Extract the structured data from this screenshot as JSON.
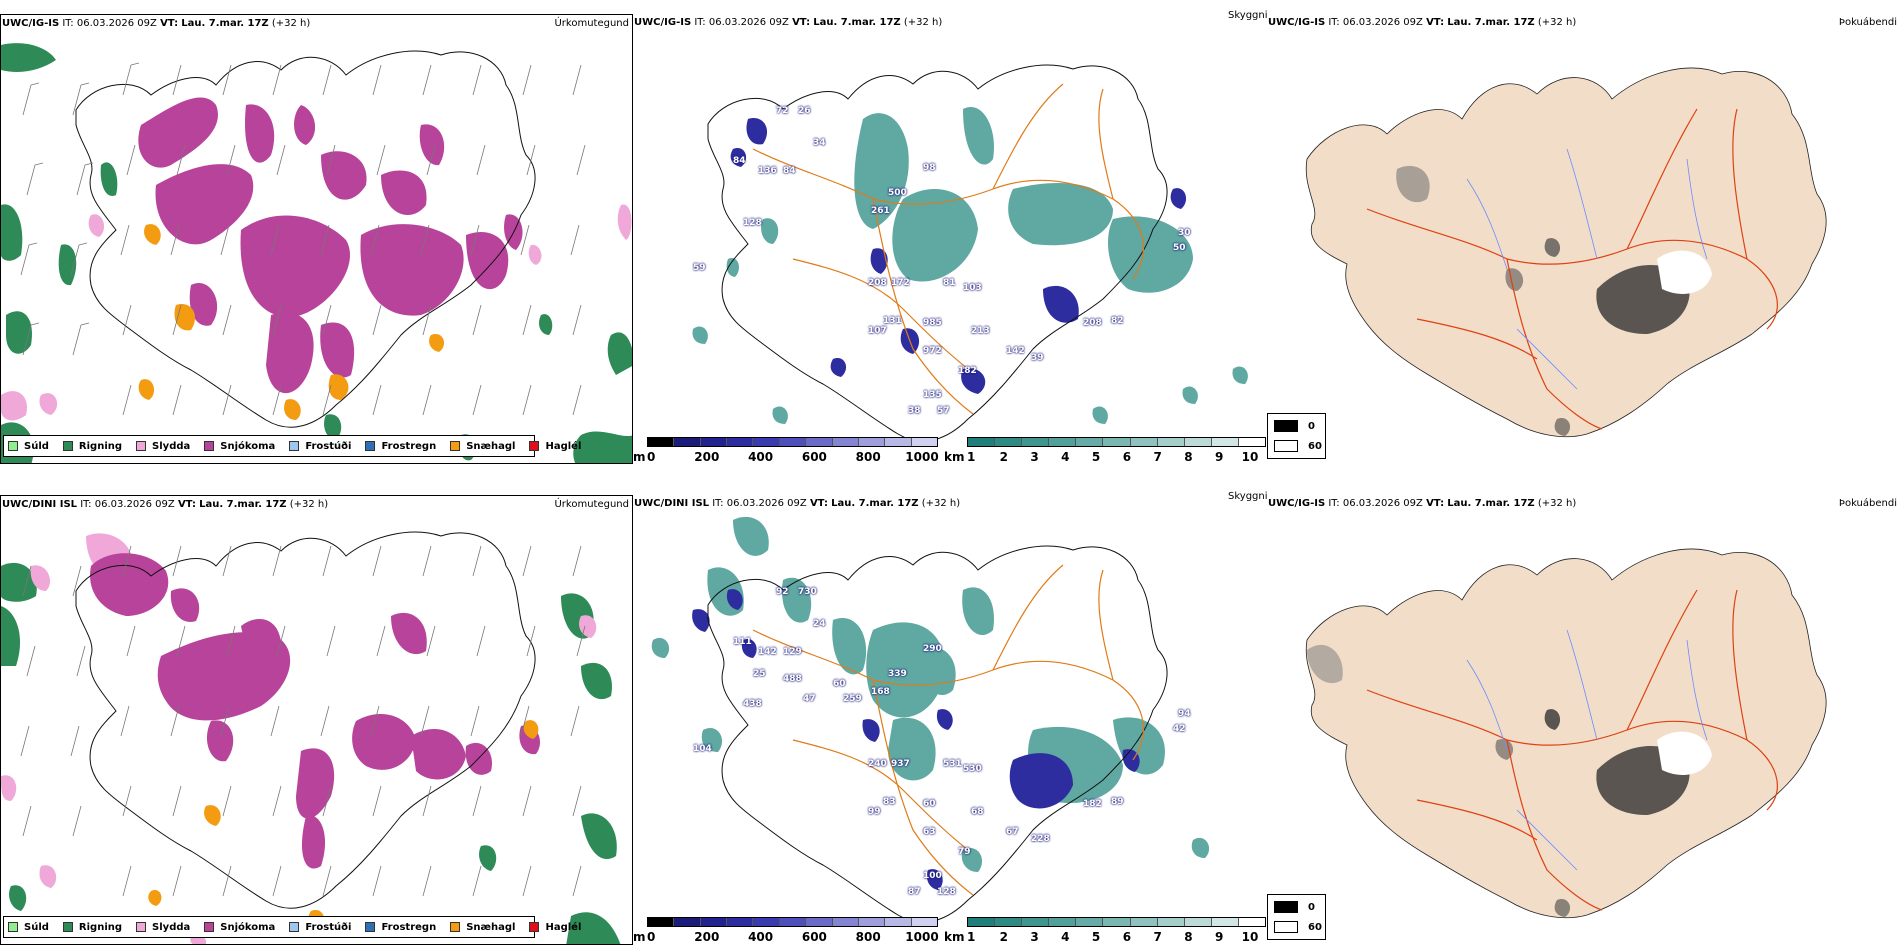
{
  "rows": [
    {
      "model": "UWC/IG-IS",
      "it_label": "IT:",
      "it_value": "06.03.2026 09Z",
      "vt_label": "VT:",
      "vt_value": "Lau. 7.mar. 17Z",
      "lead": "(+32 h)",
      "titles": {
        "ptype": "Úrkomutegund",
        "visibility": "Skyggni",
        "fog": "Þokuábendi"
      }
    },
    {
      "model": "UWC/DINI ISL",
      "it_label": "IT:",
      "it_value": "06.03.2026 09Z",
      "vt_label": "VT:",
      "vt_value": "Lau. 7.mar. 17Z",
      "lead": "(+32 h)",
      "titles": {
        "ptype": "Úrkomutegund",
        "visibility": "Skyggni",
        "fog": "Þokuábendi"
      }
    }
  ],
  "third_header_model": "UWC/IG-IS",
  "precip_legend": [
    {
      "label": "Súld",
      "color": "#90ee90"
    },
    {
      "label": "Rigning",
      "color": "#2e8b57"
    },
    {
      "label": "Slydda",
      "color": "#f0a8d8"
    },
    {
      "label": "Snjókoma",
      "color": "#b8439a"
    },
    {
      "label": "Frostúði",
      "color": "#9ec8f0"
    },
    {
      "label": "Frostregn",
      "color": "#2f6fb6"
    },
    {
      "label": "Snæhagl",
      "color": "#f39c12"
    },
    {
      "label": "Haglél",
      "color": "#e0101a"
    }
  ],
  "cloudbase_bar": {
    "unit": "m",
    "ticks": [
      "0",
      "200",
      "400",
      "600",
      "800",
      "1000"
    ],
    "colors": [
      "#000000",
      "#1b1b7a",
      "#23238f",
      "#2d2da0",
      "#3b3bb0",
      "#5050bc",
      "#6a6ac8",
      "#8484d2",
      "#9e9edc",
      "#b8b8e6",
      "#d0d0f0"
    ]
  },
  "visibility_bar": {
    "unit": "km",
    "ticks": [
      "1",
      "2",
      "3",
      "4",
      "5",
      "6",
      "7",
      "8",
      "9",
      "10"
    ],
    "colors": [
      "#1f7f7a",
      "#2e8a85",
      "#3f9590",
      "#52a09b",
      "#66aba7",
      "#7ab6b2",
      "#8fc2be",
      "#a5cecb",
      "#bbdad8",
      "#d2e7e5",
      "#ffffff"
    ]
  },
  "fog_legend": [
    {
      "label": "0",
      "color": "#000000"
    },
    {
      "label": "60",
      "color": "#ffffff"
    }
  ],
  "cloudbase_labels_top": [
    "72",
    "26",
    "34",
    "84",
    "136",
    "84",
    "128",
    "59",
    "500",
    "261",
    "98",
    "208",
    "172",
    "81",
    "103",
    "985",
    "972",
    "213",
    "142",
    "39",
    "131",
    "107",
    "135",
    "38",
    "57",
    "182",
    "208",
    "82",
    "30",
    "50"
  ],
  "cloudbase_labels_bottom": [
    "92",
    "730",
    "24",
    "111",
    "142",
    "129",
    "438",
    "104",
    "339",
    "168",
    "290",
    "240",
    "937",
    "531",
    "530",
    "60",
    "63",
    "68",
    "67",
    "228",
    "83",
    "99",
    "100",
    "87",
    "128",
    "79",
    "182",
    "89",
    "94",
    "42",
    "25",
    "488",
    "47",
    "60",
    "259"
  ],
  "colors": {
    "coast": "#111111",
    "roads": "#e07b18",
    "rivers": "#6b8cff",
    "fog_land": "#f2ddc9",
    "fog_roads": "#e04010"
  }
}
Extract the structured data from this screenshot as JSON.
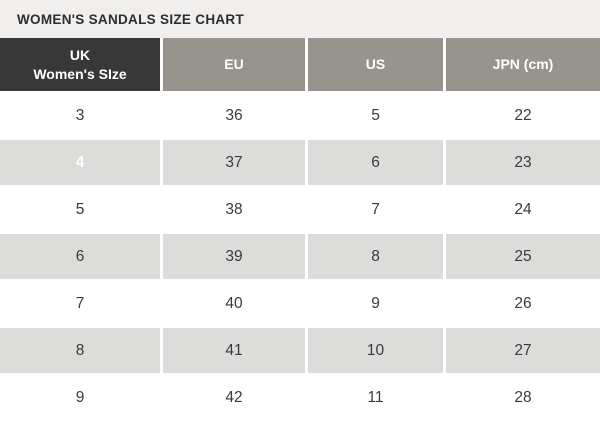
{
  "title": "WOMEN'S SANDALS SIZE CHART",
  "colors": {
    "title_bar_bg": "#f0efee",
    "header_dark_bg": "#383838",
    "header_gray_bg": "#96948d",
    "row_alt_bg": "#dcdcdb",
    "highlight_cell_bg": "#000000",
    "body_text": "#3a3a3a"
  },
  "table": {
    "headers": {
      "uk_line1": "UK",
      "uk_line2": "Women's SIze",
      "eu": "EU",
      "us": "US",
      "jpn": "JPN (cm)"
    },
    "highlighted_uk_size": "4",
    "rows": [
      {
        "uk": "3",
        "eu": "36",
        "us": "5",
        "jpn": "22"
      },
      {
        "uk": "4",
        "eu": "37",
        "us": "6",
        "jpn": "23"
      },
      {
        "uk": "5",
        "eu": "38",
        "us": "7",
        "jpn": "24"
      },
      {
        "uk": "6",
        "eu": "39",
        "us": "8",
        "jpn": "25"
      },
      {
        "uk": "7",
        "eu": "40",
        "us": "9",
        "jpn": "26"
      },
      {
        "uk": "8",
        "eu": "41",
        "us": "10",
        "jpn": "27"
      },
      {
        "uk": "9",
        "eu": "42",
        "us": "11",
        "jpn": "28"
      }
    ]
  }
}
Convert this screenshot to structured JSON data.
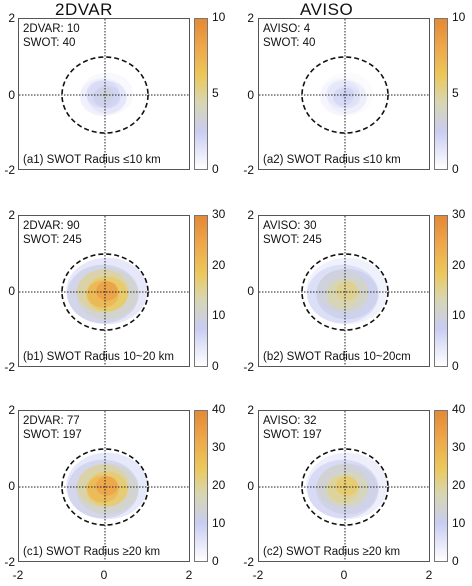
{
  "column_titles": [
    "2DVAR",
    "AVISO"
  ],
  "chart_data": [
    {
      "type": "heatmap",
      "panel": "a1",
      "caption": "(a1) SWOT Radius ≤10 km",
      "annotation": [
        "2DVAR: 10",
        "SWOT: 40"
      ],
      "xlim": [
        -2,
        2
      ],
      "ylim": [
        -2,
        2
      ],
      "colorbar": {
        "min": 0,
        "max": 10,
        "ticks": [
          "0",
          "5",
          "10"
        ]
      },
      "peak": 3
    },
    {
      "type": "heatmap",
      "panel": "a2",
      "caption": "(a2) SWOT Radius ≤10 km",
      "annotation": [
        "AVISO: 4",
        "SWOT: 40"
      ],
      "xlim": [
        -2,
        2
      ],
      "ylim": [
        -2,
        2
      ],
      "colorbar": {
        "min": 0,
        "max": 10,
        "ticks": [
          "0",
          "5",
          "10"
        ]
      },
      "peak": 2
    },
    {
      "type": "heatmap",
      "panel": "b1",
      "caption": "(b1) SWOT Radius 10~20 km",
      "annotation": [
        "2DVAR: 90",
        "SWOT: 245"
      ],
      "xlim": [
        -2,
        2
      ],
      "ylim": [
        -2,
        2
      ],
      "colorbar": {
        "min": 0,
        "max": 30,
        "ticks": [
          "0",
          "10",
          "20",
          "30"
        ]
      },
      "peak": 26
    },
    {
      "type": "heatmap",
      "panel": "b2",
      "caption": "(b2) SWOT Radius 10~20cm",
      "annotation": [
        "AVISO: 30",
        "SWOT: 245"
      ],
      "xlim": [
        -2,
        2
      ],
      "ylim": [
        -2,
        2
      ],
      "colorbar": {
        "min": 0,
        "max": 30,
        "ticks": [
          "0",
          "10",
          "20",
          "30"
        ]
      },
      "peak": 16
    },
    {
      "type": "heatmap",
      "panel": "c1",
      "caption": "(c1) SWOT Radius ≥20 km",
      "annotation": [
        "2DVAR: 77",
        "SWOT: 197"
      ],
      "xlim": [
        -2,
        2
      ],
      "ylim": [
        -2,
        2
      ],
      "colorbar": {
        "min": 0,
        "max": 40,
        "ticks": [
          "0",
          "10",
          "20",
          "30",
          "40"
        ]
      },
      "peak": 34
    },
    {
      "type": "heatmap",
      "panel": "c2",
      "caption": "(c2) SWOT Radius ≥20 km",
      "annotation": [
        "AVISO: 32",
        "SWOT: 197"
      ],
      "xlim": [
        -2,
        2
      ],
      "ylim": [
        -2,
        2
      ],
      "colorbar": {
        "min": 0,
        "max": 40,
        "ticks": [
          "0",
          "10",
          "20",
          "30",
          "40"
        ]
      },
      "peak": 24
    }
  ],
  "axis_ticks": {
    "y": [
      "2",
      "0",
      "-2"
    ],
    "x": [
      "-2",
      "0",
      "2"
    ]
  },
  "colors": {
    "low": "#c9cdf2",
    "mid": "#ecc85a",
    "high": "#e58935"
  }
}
■ ■ ■ ■ ■
**Task requirements**.
Reproduce each entry verbatim, excluding any embedded images.

**Result of the exercise**.
Extract the structured data from this screenshot as JSON.
{
  "rows": [
    {
      "model": "UWC/IG-IS",
      "it_label": "IT:",
      "it_value": "06.03.2026 09Z",
      "vt_label": "VT:",
      "vt_value": "Lau. 7.mar. 17Z",
      "lead": "(+32 h)",
      "titles": {
        "ptype": "Úrkomutegund",
        "visibility": "Skyggni",
        "fog": "Þokuábendi"
      }
    },
    {
      "model": "UWC/DINI ISL",
      "it_label": "IT:",
      "it_value": "06.03.2026 09Z",
      "vt_label": "VT:",
      "vt_value": "Lau. 7.mar. 17Z",
      "lead": "(+32 h)",
      "titles": {
        "ptype": "Úrkomutegund",
        "visibility": "Skyggni",
        "fog": "Þokuábendi"
      }
    }
  ],
  "third_header_model": "UWC/IG-IS",
  "precip_legend": [
    {
      "label": "Súld",
      "color": "#90ee90"
    },
    {
      "label": "Rigning",
      "color": "#2e8b57"
    },
    {
      "label": "Slydda",
      "color": "#f0a8d8"
    },
    {
      "label": "Snjókoma",
      "color": "#b8439a"
    },
    {
      "label": "Frostúði",
      "color": "#9ec8f0"
    },
    {
      "label": "Frostregn",
      "color": "#2f6fb6"
    },
    {
      "label": "Snæhagl",
      "color": "#f39c12"
    },
    {
      "label": "Haglél",
      "color": "#e0101a"
    }
  ],
  "cloudbase_bar": {
    "unit": "m",
    "ticks": [
      "0",
      "200",
      "400",
      "600",
      "800",
      "1000"
    ],
    "colors": [
      "#000000",
      "#1b1b7a",
      "#23238f",
      "#2d2da0",
      "#3b3bb0",
      "#5050bc",
      "#6a6ac8",
      "#8484d2",
      "#9e9edc",
      "#b8b8e6",
      "#d0d0f0"
    ]
  },
  "visibility_bar": {
    "unit": "km",
    "ticks": [
      "1",
      "2",
      "3",
      "4",
      "5",
      "6",
      "7",
      "8",
      "9",
      "10"
    ],
    "colors": [
      "#1f7f7a",
      "#2e8a85",
      "#3f9590",
      "#52a09b",
      "#66aba7",
      "#7ab6b2",
      "#8fc2be",
      "#a5cecb",
      "#bbdad8",
      "#d2e7e5",
      "#ffffff"
    ]
  },
  "fog_legend": [
    {
      "label": "0",
      "color": "#000000"
    },
    {
      "label": "60",
      "color": "#ffffff"
    }
  ],
  "cloudbase_labels_top": [
    "72",
    "26",
    "34",
    "84",
    "136",
    "84",
    "128",
    "59",
    "500",
    "261",
    "98",
    "208",
    "172",
    "81",
    "103",
    "985",
    "972",
    "213",
    "142",
    "39",
    "131",
    "107",
    "135",
    "38",
    "57",
    "182",
    "208",
    "82",
    "30",
    "50"
  ],
  "cloudbase_labels_bottom": [
    "92",
    "730",
    "24",
    "111",
    "142",
    "129",
    "438",
    "104",
    "339",
    "168",
    "290",
    "240",
    "937",
    "531",
    "530",
    "60",
    "63",
    "68",
    "67",
    "228",
    "83",
    "99",
    "100",
    "87",
    "128",
    "79",
    "182",
    "89",
    "94",
    "42",
    "25",
    "488",
    "47",
    "60",
    "259"
  ],
  "colors": {
    "coast": "#111111",
    "roads": "#e07b18",
    "rivers": "#6b8cff",
    "fog_land": "#f2ddc9",
    "fog_roads": "#e04010"
  }
}
Extract the structured data from this screenshot as JSON.
{
  "title": "WOMEN'S SANDALS SIZE CHART",
  "colors": {
    "title_bar_bg": "#f0efee",
    "header_dark_bg": "#383838",
    "header_gray_bg": "#96948d",
    "row_alt_bg": "#dcdcdb",
    "highlight_cell_bg": "#000000",
    "body_text": "#3a3a3a"
  },
  "table": {
    "headers": {
      "uk_line1": "UK",
      "uk_line2": "Women's SIze",
      "eu": "EU",
      "us": "US",
      "jpn": "JPN (cm)"
    },
    "highlighted_uk_size": "4",
    "rows": [
      {
        "uk": "3",
        "eu": "36",
        "us": "5",
        "jpn": "22"
      },
      {
        "uk": "4",
        "eu": "37",
        "us": "6",
        "jpn": "23"
      },
      {
        "uk": "5",
        "eu": "38",
        "us": "7",
        "jpn": "24"
      },
      {
        "uk": "6",
        "eu": "39",
        "us": "8",
        "jpn": "25"
      },
      {
        "uk": "7",
        "eu": "40",
        "us": "9",
        "jpn": "26"
      },
      {
        "uk": "8",
        "eu": "41",
        "us": "10",
        "jpn": "27"
      },
      {
        "uk": "9",
        "eu": "42",
        "us": "11",
        "jpn": "28"
      }
    ]
  }
}
Convert this screenshot to structured JSON data.
{
  "column_titles": [
    "2DVAR",
    "AVISO"
  ],
  "chart_data": [
    {
      "type": "heatmap",
      "panel": "a1",
      "caption": "(a1) SWOT Radius ≤10 km",
      "annotation": [
        "2DVAR: 10",
        "SWOT: 40"
      ],
      "xlim": [
        -2,
        2
      ],
      "ylim": [
        -2,
        2
      ],
      "colorbar": {
        "min": 0,
        "max": 10,
        "ticks": [
          "0",
          "5",
          "10"
        ]
      },
      "peak": 3
    },
    {
      "type": "heatmap",
      "panel": "a2",
      "caption": "(a2) SWOT Radius ≤10 km",
      "annotation": [
        "AVISO: 4",
        "SWOT: 40"
      ],
      "xlim": [
        -2,
        2
      ],
      "ylim": [
        -2,
        2
      ],
      "colorbar": {
        "min": 0,
        "max": 10,
        "ticks": [
          "0",
          "5",
          "10"
        ]
      },
      "peak": 2
    },
    {
      "type": "heatmap",
      "panel": "b1",
      "caption": "(b1) SWOT Radius 10~20 km",
      "annotation": [
        "2DVAR: 90",
        "SWOT: 245"
      ],
      "xlim": [
        -2,
        2
      ],
      "ylim": [
        -2,
        2
      ],
      "colorbar": {
        "min": 0,
        "max": 30,
        "ticks": [
          "0",
          "10",
          "20",
          "30"
        ]
      },
      "peak": 26
    },
    {
      "type": "heatmap",
      "panel": "b2",
      "caption": "(b2) SWOT Radius 10~20cm",
      "annotation": [
        "AVISO: 30",
        "SWOT: 245"
      ],
      "xlim": [
        -2,
        2
      ],
      "ylim": [
        -2,
        2
      ],
      "colorbar": {
        "min": 0,
        "max": 30,
        "ticks": [
          "0",
          "10",
          "20",
          "30"
        ]
      },
      "peak": 16
    },
    {
      "type": "heatmap",
      "panel": "c1",
      "caption": "(c1) SWOT Radius ≥20 km",
      "annotation": [
        "2DVAR: 77",
        "SWOT: 197"
      ],
      "xlim": [
        -2,
        2
      ],
      "ylim": [
        -2,
        2
      ],
      "colorbar": {
        "min": 0,
        "max": 40,
        "ticks": [
          "0",
          "10",
          "20",
          "30",
          "40"
        ]
      },
      "peak": 34
    },
    {
      "type": "heatmap",
      "panel": "c2",
      "caption": "(c2) SWOT Radius ≥20 km",
      "annotation": [
        "AVISO: 32",
        "SWOT: 197"
      ],
      "xlim": [
        -2,
        2
      ],
      "ylim": [
        -2,
        2
      ],
      "colorbar": {
        "min": 0,
        "max": 40,
        "ticks": [
          "0",
          "10",
          "20",
          "30",
          "40"
        ]
      },
      "peak": 24
    }
  ],
  "axis_ticks": {
    "y": [
      "2",
      "0",
      "-2"
    ],
    "x": [
      "-2",
      "0",
      "2"
    ]
  },
  "colors": {
    "low": "#c9cdf2",
    "mid": "#ecc85a",
    "high": "#e58935"
  }
}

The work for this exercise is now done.